▶ Document text:
++++

The plot function of Gadfly

Using a package

Within each session you must first bring the package features into your workspace with the using command. Here is how we load the Gadfly package which will draw our graphics:

using Gadfly

If you wanted to use Winston's graphics, then the command would be using Winston.

Actually plotting

The most basic usage for plotting a function follows this pattern:

plot(function_object, from, to)

as in

plot(sin, 0, 2pi)

That creates the graphic. If you are working within IJulia it will be automatically displayed as an SVG file that allows you to zoom and pan with the mouse. The size of the graphics produced can be adjusted through a command like: set_default_plot_size(9inch, 6inch).

If working from a command line, Gadfly plots will be rendered in a browser. If desired, plots can also be written to a file using the draw function.

The above example used sin a function object. We can also use anonymous functions which are useful for one-off usage:

plot(x -> exp(x) + exp(-x), -2, 2) 

The last two examples show the two styles you can use to specify the function object. Either you have a name for the function object, such as sin, of 'f' (with no (x)!) or an anonymous function.

Again, we plot a function, this time a basic polynomial:

f(x) = x^2 - 2x + 2
plot(f, -3, 3) 

Using an anonymous function, we now graph that same function squared:

plot(x -> f(x)^2, -3, 3)

Inf, NaN values

Gadfly plots functions by creating about 250 paired points \((x, f(x))\), plots these, then connects the points with line segments. In the 250 function evaluations, it is of course quite possible that some of the points will return Inf or NaN.

The values which are Inf can not reasonably be plotted and when encountered Gadfly will issue a BoundsError, as in the value is out of bounds.

Values which are NaN are treated differently. Such points are simply not plotted, and no line segments are drawn causing the plot to be discontinuous. This convention can be utilized to good effect.

For example, this use truncates large values of a function:

trim_large(f; val=10) = x -> abs(f(x)) > val ? NaN : f(x)
f(x) = 1/x
plot(trim_large(f), -3, 3)

This function trim_large returns a function that just replaces any large values (in absolute value) of f with NaN. This also works with Inf values, as Inf can be ordered by >.

++++

▶ Data entries:
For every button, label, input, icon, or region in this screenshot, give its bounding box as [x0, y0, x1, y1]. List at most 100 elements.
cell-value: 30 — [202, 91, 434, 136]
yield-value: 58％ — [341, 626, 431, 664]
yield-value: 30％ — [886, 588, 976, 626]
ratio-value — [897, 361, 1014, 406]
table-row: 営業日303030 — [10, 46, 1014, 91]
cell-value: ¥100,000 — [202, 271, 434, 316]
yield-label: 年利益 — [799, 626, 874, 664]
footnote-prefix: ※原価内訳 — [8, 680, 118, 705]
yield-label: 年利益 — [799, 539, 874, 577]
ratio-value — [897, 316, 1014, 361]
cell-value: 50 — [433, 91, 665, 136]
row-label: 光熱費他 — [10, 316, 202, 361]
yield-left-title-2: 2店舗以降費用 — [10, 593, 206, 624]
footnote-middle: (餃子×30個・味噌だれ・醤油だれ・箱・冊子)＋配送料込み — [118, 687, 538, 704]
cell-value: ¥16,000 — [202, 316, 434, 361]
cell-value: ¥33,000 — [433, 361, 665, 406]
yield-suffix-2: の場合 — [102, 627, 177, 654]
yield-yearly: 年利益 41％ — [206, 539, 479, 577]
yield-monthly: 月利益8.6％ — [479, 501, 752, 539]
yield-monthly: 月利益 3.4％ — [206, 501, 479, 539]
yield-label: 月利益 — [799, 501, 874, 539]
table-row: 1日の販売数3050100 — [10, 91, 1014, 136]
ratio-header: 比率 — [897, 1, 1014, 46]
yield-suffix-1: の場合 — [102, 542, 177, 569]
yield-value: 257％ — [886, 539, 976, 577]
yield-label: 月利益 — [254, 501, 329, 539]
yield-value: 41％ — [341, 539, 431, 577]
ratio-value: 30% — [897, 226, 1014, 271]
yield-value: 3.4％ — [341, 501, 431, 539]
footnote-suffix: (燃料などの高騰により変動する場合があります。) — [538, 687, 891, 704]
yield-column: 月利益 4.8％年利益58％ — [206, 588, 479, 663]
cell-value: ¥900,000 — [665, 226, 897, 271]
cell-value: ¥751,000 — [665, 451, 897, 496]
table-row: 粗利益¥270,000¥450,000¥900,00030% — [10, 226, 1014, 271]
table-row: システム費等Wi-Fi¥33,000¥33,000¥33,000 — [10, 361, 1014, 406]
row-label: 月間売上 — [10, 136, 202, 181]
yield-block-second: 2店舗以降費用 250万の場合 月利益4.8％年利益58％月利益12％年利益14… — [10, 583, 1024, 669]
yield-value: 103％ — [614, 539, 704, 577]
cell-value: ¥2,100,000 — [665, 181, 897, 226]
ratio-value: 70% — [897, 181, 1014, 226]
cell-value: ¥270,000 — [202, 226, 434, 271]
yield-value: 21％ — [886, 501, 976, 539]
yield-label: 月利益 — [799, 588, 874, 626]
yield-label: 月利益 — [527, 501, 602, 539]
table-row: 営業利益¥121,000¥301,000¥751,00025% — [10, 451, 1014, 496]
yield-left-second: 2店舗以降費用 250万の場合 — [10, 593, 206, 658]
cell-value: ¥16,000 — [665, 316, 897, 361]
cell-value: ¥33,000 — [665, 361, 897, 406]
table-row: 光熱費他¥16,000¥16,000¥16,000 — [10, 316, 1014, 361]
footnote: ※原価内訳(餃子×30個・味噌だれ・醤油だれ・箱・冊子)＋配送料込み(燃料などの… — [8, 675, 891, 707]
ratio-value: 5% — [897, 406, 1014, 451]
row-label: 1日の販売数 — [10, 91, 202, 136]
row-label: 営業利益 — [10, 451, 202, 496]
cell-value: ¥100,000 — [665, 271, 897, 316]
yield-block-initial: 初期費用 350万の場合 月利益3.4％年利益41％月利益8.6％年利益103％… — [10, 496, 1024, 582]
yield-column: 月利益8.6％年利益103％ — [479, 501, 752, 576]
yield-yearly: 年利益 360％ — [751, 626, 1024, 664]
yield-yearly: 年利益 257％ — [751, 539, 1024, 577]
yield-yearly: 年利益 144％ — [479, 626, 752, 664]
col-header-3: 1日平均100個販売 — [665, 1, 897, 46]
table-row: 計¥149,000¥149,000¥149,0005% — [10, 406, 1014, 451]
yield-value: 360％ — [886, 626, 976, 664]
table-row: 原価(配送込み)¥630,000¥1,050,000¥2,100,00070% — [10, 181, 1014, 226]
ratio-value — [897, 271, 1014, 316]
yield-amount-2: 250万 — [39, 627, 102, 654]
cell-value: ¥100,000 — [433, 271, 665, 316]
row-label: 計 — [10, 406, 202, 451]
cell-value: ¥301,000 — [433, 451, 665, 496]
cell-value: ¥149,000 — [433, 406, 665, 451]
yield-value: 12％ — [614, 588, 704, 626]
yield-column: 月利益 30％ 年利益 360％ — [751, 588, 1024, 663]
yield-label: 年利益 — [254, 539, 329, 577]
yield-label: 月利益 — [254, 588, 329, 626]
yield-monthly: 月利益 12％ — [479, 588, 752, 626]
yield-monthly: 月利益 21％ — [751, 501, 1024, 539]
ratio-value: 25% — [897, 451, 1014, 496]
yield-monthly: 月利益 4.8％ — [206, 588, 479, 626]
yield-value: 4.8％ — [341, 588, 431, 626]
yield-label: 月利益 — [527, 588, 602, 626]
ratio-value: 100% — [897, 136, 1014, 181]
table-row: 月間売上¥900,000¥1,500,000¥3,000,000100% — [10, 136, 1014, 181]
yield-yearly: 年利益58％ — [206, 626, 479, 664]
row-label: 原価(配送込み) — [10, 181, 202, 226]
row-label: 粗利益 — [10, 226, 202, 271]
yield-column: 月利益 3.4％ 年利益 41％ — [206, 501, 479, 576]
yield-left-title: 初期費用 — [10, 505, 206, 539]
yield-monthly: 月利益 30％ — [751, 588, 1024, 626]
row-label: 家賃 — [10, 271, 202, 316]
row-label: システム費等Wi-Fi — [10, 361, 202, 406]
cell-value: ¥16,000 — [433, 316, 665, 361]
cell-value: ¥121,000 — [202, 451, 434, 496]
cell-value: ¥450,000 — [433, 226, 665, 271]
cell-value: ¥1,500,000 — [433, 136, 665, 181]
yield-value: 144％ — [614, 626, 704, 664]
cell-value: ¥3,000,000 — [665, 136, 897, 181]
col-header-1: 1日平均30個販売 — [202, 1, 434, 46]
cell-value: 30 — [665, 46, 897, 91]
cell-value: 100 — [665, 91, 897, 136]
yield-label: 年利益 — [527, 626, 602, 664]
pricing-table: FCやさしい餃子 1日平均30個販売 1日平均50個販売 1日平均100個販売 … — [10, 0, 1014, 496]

++++

▶ Written exercise:
In the Gadfly plotting text, swap "line segments" for "straight lines" throughout the part from "plot(x -> f(x)^2, -3, 3)" up to and including "val ? NaN : f(x)", and give that part again.

▶ Solution:
plot(x -> f(x)^2, -3, 3)

Inf, NaN values

Gadfly plots functions by creating about 250 paired points \((x, f(x))\), plots these, then connects the points with straight lines. In the 250 function evaluations, it is of course quite possible that some of the points will return Inf or NaN.

The values which are Inf can not reasonably be plotted and when encountered Gadfly will issue a BoundsError, as in the value is out of bounds.

Values which are NaN are treated differently. Such points are simply not plotted, and no straight lines are drawn causing the plot to be discontinuous. This convention can be utilized to good effect.

For example, this use truncates large values of a function:

trim_large(f; val=10) = x -> abs(f(x)) > val ? NaN : f(x)